- [REQUIRED WORK]:
Reproduce exactly the lines from the one containing "Parse this screenshot: output" through the last line of the records below, both included. Leave out any pictures.

- [INFORMATION GIVEN]:
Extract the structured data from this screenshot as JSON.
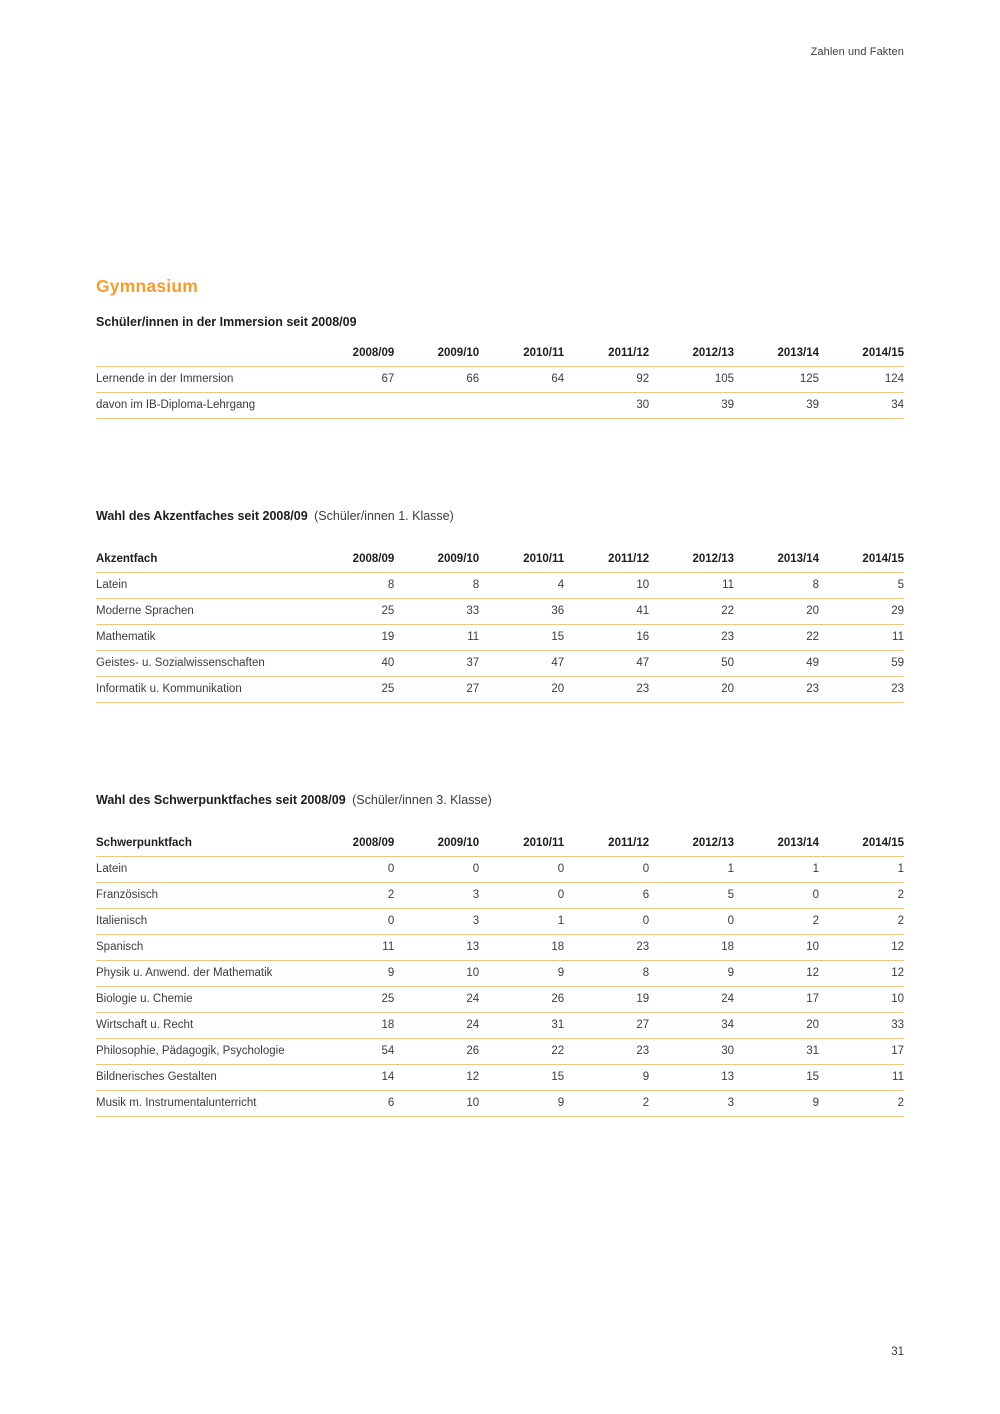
{
  "page": {
    "header_right": "Zahlen und Fakten",
    "title": "Gymnasium",
    "page_number": "31",
    "accent_color": "#f59c2f",
    "rule_color": "#eec584"
  },
  "sections": [
    {
      "heading_bold": "Schüler/innen in der Immersion seit 2008/09",
      "heading_note": "",
      "table": {
        "first_col_header": "",
        "year_headers": [
          "2008/09",
          "2009/10",
          "2010/11",
          "2011/12",
          "2012/13",
          "2013/14",
          "2014/15"
        ],
        "rows": [
          {
            "label": "Lernende in der Immersion",
            "values": [
              "67",
              "66",
              "64",
              "92",
              "105",
              "125",
              "124"
            ]
          },
          {
            "label": "davon im IB-Diploma-Lehrgang",
            "values": [
              "",
              "",
              "",
              "30",
              "39",
              "39",
              "34"
            ]
          }
        ]
      }
    },
    {
      "heading_bold": "Wahl des Akzentfaches seit 2008/09",
      "heading_note": "(Schüler/innen 1. Klasse)",
      "table": {
        "first_col_header": "Akzentfach",
        "year_headers": [
          "2008/09",
          "2009/10",
          "2010/11",
          "2011/12",
          "2012/13",
          "2013/14",
          "2014/15"
        ],
        "rows": [
          {
            "label": "Latein",
            "values": [
              "8",
              "8",
              "4",
              "10",
              "11",
              "8",
              "5"
            ]
          },
          {
            "label": "Moderne Sprachen",
            "values": [
              "25",
              "33",
              "36",
              "41",
              "22",
              "20",
              "29"
            ]
          },
          {
            "label": "Mathematik",
            "values": [
              "19",
              "11",
              "15",
              "16",
              "23",
              "22",
              "11"
            ]
          },
          {
            "label": "Geistes- u. Sozialwissenschaften",
            "values": [
              "40",
              "37",
              "47",
              "47",
              "50",
              "49",
              "59"
            ]
          },
          {
            "label": "Informatik u. Kommunikation",
            "values": [
              "25",
              "27",
              "20",
              "23",
              "20",
              "23",
              "23"
            ]
          }
        ]
      }
    },
    {
      "heading_bold": "Wahl des Schwerpunktfaches seit 2008/09",
      "heading_note": "(Schüler/innen 3. Klasse)",
      "table": {
        "first_col_header": "Schwerpunktfach",
        "year_headers": [
          "2008/09",
          "2009/10",
          "2010/11",
          "2011/12",
          "2012/13",
          "2013/14",
          "2014/15"
        ],
        "rows": [
          {
            "label": "Latein",
            "values": [
              "0",
              "0",
              "0",
              "0",
              "1",
              "1",
              "1"
            ]
          },
          {
            "label": "Französisch",
            "values": [
              "2",
              "3",
              "0",
              "6",
              "5",
              "0",
              "2"
            ]
          },
          {
            "label": "Italienisch",
            "values": [
              "0",
              "3",
              "1",
              "0",
              "0",
              "2",
              "2"
            ]
          },
          {
            "label": "Spanisch",
            "values": [
              "11",
              "13",
              "18",
              "23",
              "18",
              "10",
              "12"
            ]
          },
          {
            "label": "Physik u. Anwend. der Mathematik",
            "values": [
              "9",
              "10",
              "9",
              "8",
              "9",
              "12",
              "12"
            ]
          },
          {
            "label": "Biologie u. Chemie",
            "values": [
              "25",
              "24",
              "26",
              "19",
              "24",
              "17",
              "10"
            ]
          },
          {
            "label": "Wirtschaft u. Recht",
            "values": [
              "18",
              "24",
              "31",
              "27",
              "34",
              "20",
              "33"
            ]
          },
          {
            "label": "Philosophie, Pädagogik, Psychologie",
            "values": [
              "54",
              "26",
              "22",
              "23",
              "30",
              "31",
              "17"
            ]
          },
          {
            "label": "Bildnerisches Gestalten",
            "values": [
              "14",
              "12",
              "15",
              "9",
              "13",
              "15",
              "11"
            ]
          },
          {
            "label": "Musik m. Instrumentalunterricht",
            "values": [
              "6",
              "10",
              "9",
              "2",
              "3",
              "9",
              "2"
            ]
          }
        ]
      }
    }
  ]
}
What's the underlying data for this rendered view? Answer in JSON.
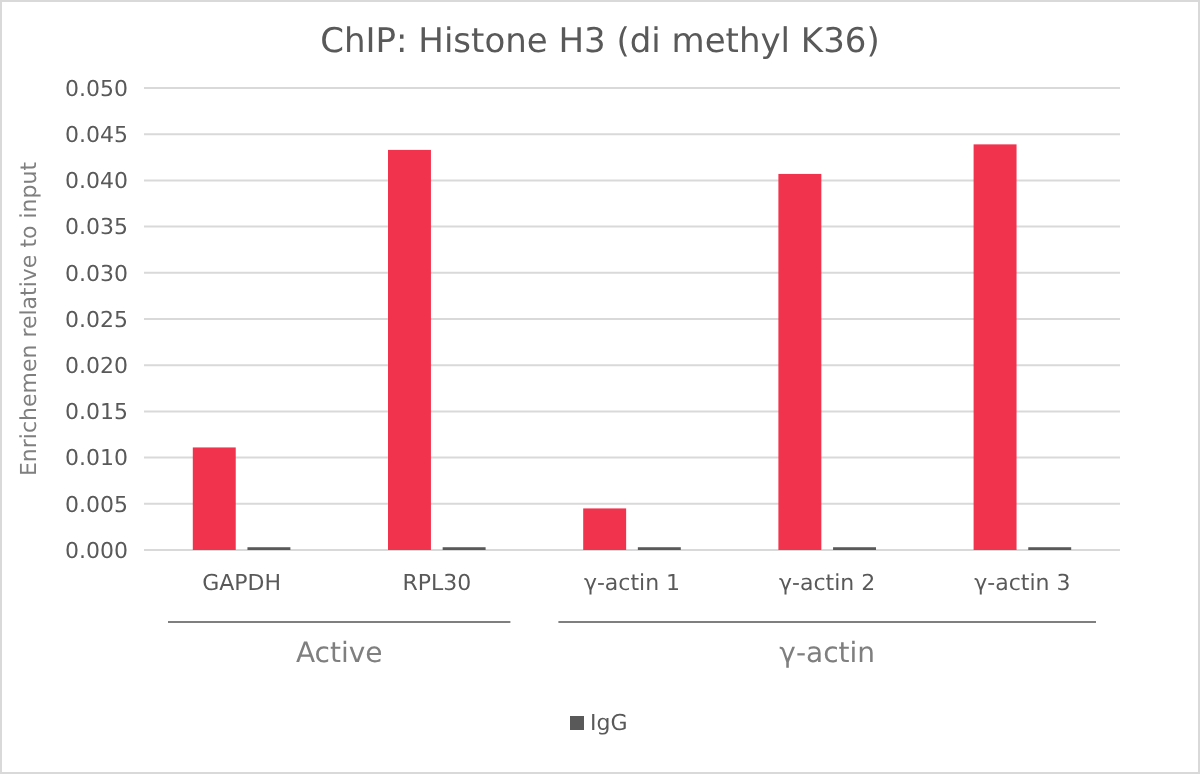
{
  "chart_data": {
    "type": "bar",
    "title": "ChIP: Histone H3 (di methyl K36)",
    "ylabel": "Enrichemen relative to input",
    "categories": [
      "GAPDH",
      "RPL30",
      "γ-actin 1",
      "γ-actin 2",
      "γ-actin 3"
    ],
    "series": [
      {
        "color": "#f2334d",
        "values": [
          0.0111,
          0.0433,
          0.0045,
          0.0407,
          0.0439
        ]
      },
      {
        "name": "IgG",
        "color": "#595959",
        "values": [
          0.0003,
          0.0003,
          0.0003,
          0.0003,
          0.0003
        ]
      }
    ],
    "ylim": [
      0,
      0.05
    ],
    "yticks": [
      {
        "value": 0,
        "label": "0.000"
      },
      {
        "value": 0.005,
        "label": "0.005"
      },
      {
        "value": 0.01,
        "label": "0.010"
      },
      {
        "value": 0.015,
        "label": "0.015"
      },
      {
        "value": 0.02,
        "label": "0.020"
      },
      {
        "value": 0.025,
        "label": "0.025"
      },
      {
        "value": 0.03,
        "label": "0.030"
      },
      {
        "value": 0.035,
        "label": "0.035"
      },
      {
        "value": 0.04,
        "label": "0.040"
      },
      {
        "value": 0.045,
        "label": "0.045"
      },
      {
        "value": 0.05,
        "label": "0.050"
      }
    ],
    "grid": "y",
    "legend": "bottom",
    "annotations": [
      "Active",
      "γ-actin"
    ]
  }
}
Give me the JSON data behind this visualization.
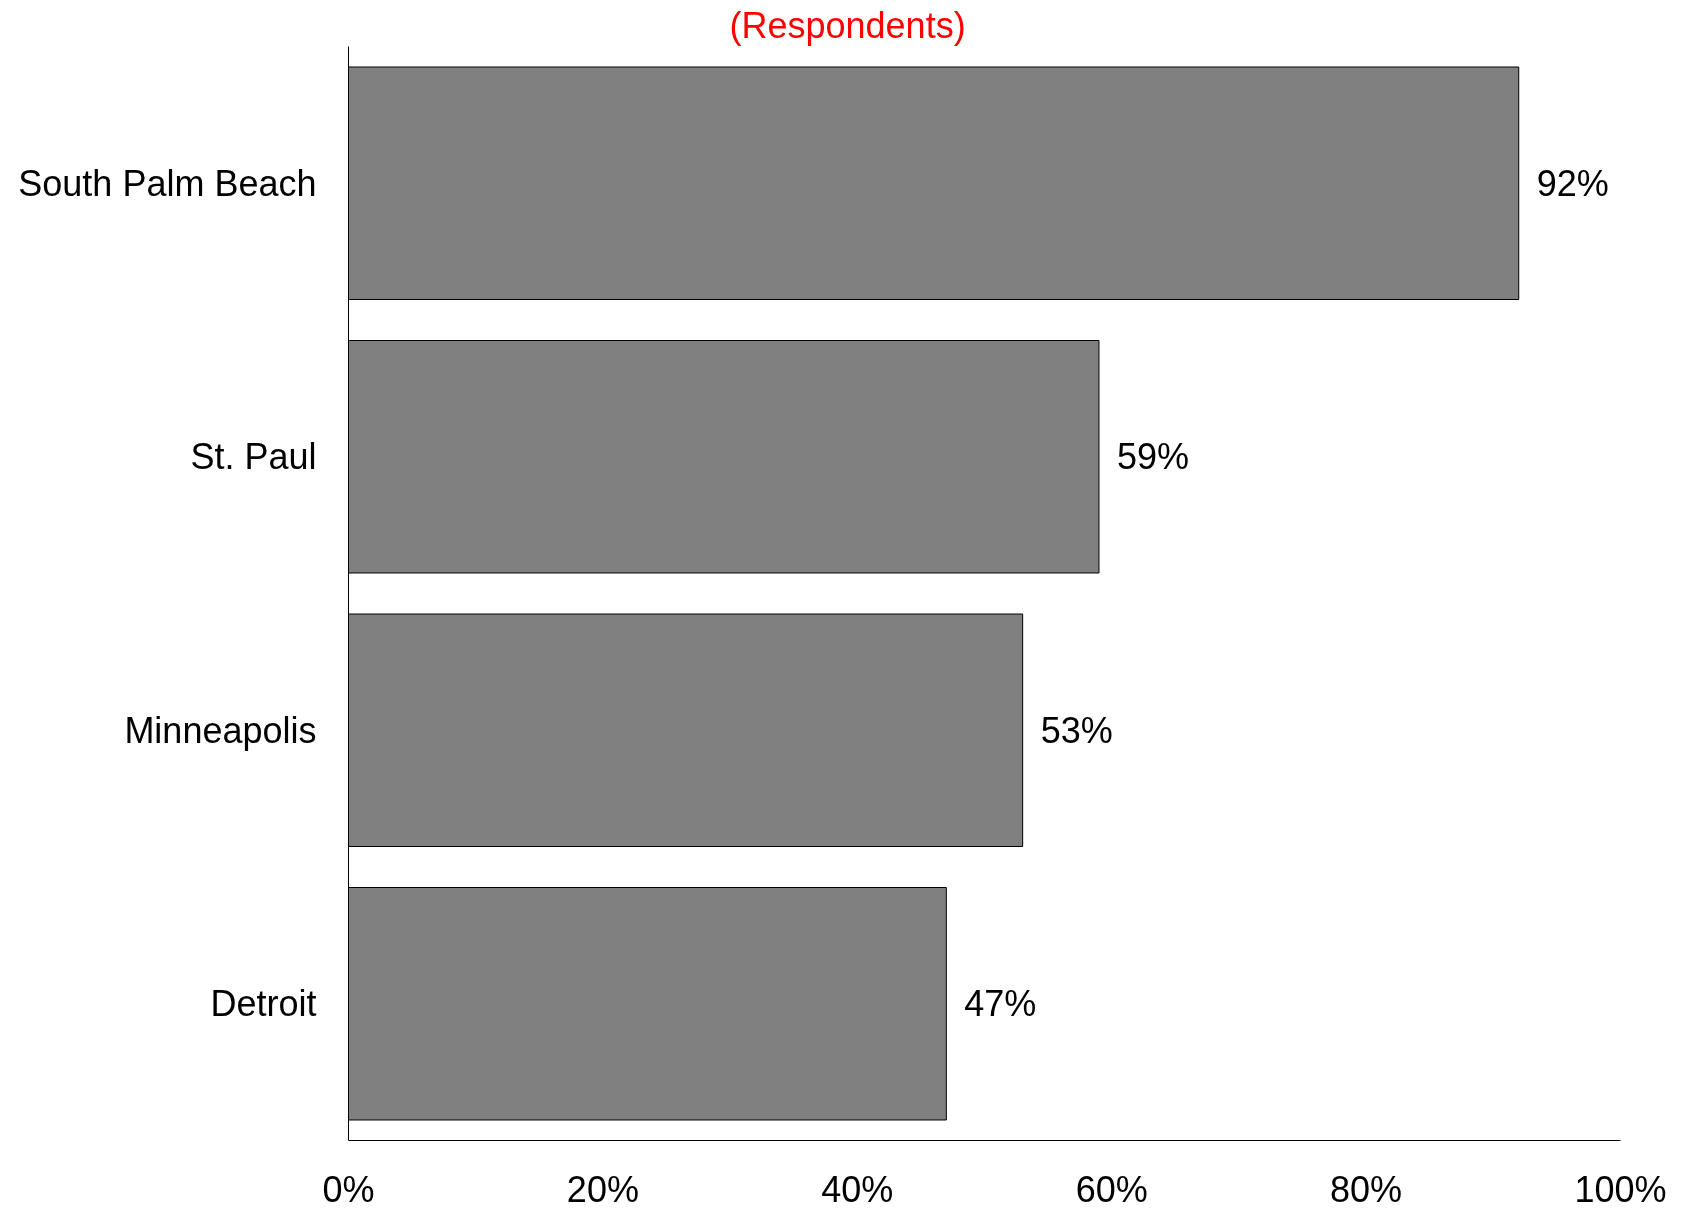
{
  "chart_data": {
    "type": "bar",
    "orientation": "horizontal",
    "title": "(Respondents)",
    "categories": [
      "South Palm Beach",
      "St. Paul",
      "Minneapolis",
      "Detroit"
    ],
    "values": [
      92,
      59,
      53,
      47
    ],
    "color": "#808080",
    "value_labels": [
      "92%",
      "59%",
      "53%",
      "47%"
    ],
    "xlim": [
      0,
      100
    ],
    "xticks": [
      {
        "value": 0,
        "label": "0%"
      },
      {
        "value": 20,
        "label": "20%"
      },
      {
        "value": 40,
        "label": "40%"
      },
      {
        "value": 60,
        "label": "60%"
      },
      {
        "value": 80,
        "label": "80%"
      },
      {
        "value": 100,
        "label": "100%"
      }
    ]
  }
}
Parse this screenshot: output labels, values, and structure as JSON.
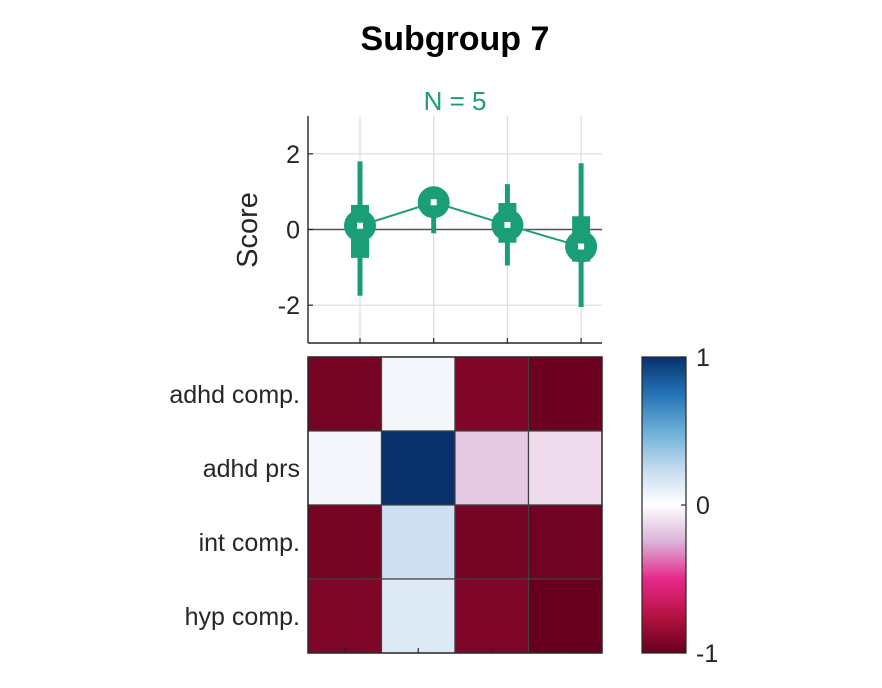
{
  "colors": {
    "series": "#1a9e77",
    "axis": "#262626",
    "grid": "#dcdcdc",
    "zero_line": "#555555",
    "cell_border": "#404040"
  },
  "chart_data": [
    {
      "type": "line",
      "title": "Subgroup 7",
      "subtitle": "N = 5",
      "ylabel": "Score",
      "ylim": [
        -3,
        3
      ],
      "yticks": [
        -2,
        0,
        2
      ],
      "x": [
        1,
        2,
        3,
        4
      ],
      "grid": true,
      "series": [
        {
          "values": [
            0.1,
            0.72,
            0.12,
            -0.45
          ],
          "box_low": [
            -0.75,
            0.45,
            -0.35,
            -0.85
          ],
          "box_high": [
            0.65,
            0.9,
            0.7,
            0.35
          ],
          "whisker_low": [
            -1.75,
            -0.1,
            -0.95,
            -2.05
          ],
          "whisker_high": [
            1.8,
            0.95,
            1.2,
            1.75
          ]
        }
      ]
    },
    {
      "type": "heatmap",
      "rows": [
        "adhd comp.",
        "adhd prs",
        "int comp.",
        "hyp comp."
      ],
      "columns": 4,
      "values": [
        [
          -0.95,
          0.05,
          -0.92,
          -0.98
        ],
        [
          0.05,
          1.0,
          -0.18,
          -0.12
        ],
        [
          -0.95,
          0.22,
          -0.95,
          -0.97
        ],
        [
          -0.93,
          0.15,
          -0.93,
          -1.0
        ]
      ],
      "colorbar": {
        "range": [
          -1,
          1
        ],
        "ticks": [
          1,
          0,
          -1
        ]
      }
    }
  ]
}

- [PROBLEM SOLUTION]:
Parse this screenshot: output labels, values, and structure as JSON.
{
  "colors": {
    "series": "#1a9e77",
    "axis": "#262626",
    "grid": "#dcdcdc",
    "zero_line": "#555555",
    "cell_border": "#404040"
  },
  "chart_data": [
    {
      "type": "line",
      "title": "Subgroup 7",
      "subtitle": "N = 5",
      "ylabel": "Score",
      "ylim": [
        -3,
        3
      ],
      "yticks": [
        -2,
        0,
        2
      ],
      "x": [
        1,
        2,
        3,
        4
      ],
      "grid": true,
      "series": [
        {
          "values": [
            0.1,
            0.72,
            0.12,
            -0.45
          ],
          "box_low": [
            -0.75,
            0.45,
            -0.35,
            -0.85
          ],
          "box_high": [
            0.65,
            0.9,
            0.7,
            0.35
          ],
          "whisker_low": [
            -1.75,
            -0.1,
            -0.95,
            -2.05
          ],
          "whisker_high": [
            1.8,
            0.95,
            1.2,
            1.75
          ]
        }
      ]
    },
    {
      "type": "heatmap",
      "rows": [
        "adhd comp.",
        "adhd prs",
        "int comp.",
        "hyp comp."
      ],
      "columns": 4,
      "values": [
        [
          -0.95,
          0.05,
          -0.92,
          -0.98
        ],
        [
          0.05,
          1.0,
          -0.18,
          -0.12
        ],
        [
          -0.95,
          0.22,
          -0.95,
          -0.97
        ],
        [
          -0.93,
          0.15,
          -0.93,
          -1.0
        ]
      ],
      "colorbar": {
        "range": [
          -1,
          1
        ],
        "ticks": [
          1,
          0,
          -1
        ]
      }
    }
  ]
}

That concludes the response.